▶ **Records provided**:

## start

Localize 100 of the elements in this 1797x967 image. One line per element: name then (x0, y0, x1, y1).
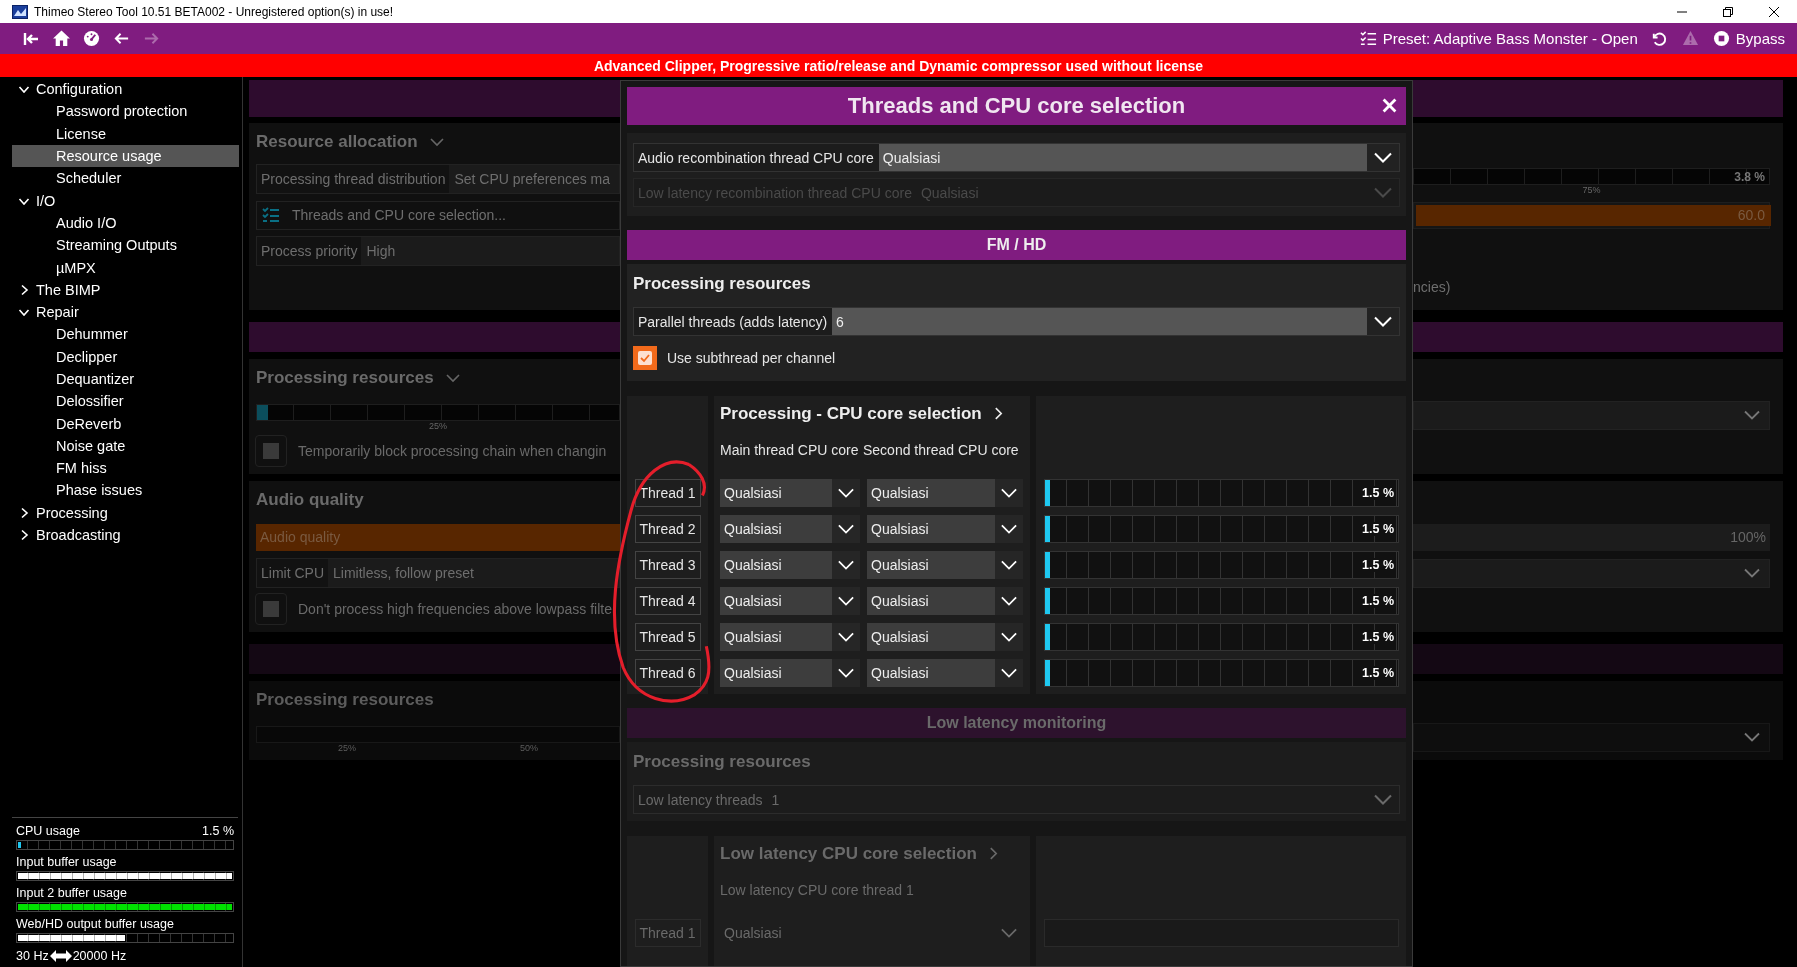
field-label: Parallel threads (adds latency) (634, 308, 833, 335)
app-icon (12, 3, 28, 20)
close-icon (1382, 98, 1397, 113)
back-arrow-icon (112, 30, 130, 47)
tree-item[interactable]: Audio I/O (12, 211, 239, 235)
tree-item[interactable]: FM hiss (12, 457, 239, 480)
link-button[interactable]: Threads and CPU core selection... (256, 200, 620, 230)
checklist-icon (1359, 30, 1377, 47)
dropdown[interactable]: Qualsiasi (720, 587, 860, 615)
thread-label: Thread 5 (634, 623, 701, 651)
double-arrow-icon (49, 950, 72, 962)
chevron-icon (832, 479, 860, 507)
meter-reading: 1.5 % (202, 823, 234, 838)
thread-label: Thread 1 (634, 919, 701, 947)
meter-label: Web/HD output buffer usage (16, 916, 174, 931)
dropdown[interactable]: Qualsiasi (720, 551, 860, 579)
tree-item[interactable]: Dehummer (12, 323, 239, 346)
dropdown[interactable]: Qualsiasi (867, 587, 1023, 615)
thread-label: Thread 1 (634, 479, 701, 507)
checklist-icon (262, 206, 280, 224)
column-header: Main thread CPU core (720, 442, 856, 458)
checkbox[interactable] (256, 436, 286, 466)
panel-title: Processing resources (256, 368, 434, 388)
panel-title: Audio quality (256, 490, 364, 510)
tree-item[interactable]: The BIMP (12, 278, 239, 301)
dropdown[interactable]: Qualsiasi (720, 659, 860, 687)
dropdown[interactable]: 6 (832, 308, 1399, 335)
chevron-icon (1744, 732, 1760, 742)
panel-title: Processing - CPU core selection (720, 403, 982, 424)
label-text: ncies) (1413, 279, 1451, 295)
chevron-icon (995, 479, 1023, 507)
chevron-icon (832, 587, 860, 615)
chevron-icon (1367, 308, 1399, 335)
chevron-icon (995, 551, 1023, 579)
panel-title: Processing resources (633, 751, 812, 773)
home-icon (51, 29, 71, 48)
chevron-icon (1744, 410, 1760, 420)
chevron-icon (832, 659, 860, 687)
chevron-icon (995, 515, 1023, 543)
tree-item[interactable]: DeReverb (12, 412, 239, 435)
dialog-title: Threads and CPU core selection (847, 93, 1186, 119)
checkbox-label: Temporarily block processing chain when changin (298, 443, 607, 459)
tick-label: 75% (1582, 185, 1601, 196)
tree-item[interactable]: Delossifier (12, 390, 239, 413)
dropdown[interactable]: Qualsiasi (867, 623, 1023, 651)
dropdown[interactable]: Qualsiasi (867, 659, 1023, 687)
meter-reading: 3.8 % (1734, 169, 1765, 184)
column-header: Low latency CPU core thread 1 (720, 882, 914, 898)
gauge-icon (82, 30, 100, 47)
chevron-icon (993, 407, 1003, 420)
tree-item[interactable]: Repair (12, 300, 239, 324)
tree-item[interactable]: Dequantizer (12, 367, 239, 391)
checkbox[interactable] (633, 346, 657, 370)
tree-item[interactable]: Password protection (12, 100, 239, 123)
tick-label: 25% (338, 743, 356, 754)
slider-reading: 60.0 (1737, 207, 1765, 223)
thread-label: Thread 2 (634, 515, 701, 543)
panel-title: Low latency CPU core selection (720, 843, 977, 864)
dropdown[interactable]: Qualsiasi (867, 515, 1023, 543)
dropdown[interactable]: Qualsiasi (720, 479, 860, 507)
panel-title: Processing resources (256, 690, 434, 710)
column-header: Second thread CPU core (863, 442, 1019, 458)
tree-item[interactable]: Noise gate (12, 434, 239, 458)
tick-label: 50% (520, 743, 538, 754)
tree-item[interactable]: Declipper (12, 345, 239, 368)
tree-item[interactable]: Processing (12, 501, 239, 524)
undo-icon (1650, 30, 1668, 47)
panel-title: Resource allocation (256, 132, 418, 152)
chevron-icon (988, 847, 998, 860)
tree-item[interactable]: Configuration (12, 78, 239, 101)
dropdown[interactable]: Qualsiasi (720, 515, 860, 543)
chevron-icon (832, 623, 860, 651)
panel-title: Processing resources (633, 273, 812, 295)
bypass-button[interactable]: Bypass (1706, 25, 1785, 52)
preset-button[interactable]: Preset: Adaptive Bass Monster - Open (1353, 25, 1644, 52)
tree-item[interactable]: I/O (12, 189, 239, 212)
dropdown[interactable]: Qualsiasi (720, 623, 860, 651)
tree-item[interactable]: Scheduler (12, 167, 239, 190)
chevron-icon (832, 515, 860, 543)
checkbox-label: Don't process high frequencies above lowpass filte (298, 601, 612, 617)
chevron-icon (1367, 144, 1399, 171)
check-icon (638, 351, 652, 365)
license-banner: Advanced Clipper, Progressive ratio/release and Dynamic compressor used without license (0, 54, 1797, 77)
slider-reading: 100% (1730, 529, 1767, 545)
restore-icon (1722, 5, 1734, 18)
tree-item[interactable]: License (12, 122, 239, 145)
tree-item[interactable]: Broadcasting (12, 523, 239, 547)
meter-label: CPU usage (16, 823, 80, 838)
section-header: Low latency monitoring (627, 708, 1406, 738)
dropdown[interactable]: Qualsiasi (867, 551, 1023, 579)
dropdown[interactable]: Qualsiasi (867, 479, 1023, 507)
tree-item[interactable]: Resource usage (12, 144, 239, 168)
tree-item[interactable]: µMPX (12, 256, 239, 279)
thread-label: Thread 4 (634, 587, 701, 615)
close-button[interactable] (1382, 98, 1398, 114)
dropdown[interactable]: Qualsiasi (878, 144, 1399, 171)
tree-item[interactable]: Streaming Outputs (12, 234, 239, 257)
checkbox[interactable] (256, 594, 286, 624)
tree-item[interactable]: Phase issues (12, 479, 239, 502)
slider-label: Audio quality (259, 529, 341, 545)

## end
## start

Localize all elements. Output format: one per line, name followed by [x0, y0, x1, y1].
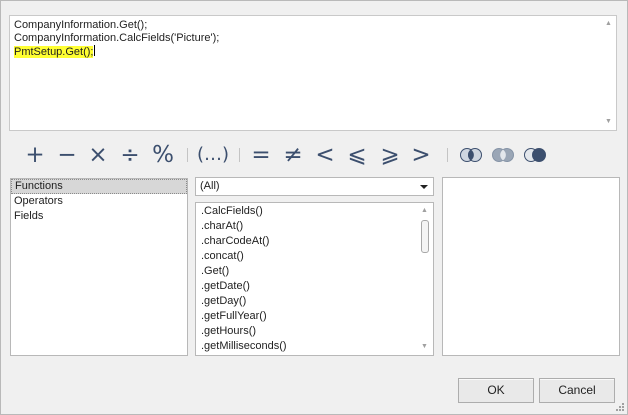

## end
## start

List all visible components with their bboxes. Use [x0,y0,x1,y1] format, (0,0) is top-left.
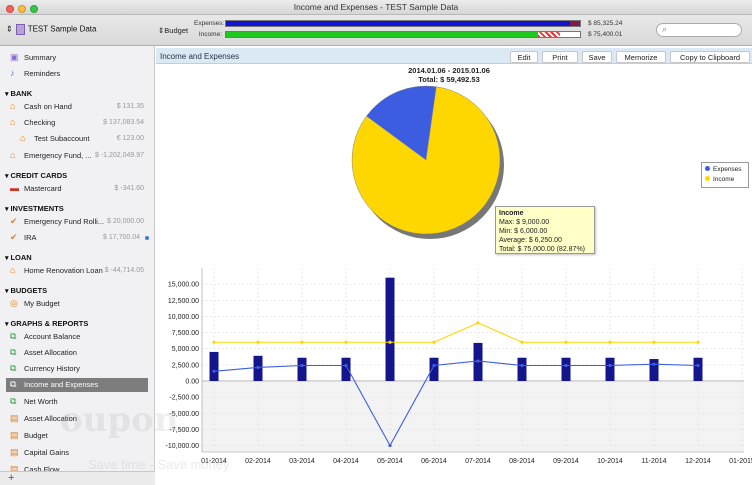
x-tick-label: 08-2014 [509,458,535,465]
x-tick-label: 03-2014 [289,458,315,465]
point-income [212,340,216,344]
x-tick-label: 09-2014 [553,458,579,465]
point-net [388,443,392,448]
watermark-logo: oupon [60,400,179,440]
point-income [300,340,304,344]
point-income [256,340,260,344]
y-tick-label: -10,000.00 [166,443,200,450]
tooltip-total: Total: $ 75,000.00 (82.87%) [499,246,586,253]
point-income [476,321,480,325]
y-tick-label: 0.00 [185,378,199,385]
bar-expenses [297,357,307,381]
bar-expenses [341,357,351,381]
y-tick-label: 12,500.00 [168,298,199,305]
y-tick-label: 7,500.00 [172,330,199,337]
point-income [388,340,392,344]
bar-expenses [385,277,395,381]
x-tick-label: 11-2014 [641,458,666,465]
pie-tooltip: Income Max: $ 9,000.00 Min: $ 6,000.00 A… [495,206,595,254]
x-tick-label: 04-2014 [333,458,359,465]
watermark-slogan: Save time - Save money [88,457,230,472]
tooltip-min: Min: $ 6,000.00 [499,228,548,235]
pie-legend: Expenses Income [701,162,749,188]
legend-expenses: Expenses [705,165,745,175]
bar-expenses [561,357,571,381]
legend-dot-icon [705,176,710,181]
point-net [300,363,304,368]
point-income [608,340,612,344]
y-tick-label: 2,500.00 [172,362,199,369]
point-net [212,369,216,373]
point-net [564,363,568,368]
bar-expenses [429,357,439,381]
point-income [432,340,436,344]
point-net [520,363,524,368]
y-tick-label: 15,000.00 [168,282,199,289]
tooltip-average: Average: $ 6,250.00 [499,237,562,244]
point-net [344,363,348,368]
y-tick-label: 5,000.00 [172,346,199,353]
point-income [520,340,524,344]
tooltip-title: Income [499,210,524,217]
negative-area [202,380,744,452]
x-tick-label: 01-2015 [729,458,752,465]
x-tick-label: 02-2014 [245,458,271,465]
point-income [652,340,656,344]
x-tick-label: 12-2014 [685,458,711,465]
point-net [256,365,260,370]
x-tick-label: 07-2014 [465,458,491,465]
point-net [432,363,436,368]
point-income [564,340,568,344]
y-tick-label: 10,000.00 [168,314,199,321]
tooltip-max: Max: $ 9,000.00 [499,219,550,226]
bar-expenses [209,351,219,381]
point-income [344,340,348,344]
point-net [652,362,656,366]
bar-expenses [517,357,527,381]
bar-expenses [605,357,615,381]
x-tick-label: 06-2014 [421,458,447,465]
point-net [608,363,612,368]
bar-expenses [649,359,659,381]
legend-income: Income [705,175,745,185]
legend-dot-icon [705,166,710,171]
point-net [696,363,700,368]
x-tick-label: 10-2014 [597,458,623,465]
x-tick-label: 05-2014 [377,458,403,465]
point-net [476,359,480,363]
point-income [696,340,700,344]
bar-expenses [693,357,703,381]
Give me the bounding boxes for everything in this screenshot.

## end

▶ **What is needed**: Rewrite the lines of the material above, starting at the line containing "List all visible" and ending at the line containing "y-tick-label: -10,000.00 [166,443,200,450]", as a JSON list of strings with one string per line and no blank lines. Leave the pictures out of the list.

▶ **Worked answer**:
[
  "List all visible components with their bboxes. Use [x0,y0,x1,y1] format, (0,0) is top-left.",
  "x-tick-label: 08-2014 [509,458,535,465]",
  "x-tick-label: 03-2014 [289,458,315,465]",
  "point-income [212,340,216,344]",
  "x-tick-label: 09-2014 [553,458,579,465]",
  "point-net [388,443,392,448]",
  "watermark-logo: oupon [60,400,179,440]",
  "point-income [300,340,304,344]",
  "point-income [256,340,260,344]",
  "y-tick-label: -10,000.00 [166,443,200,450]"
]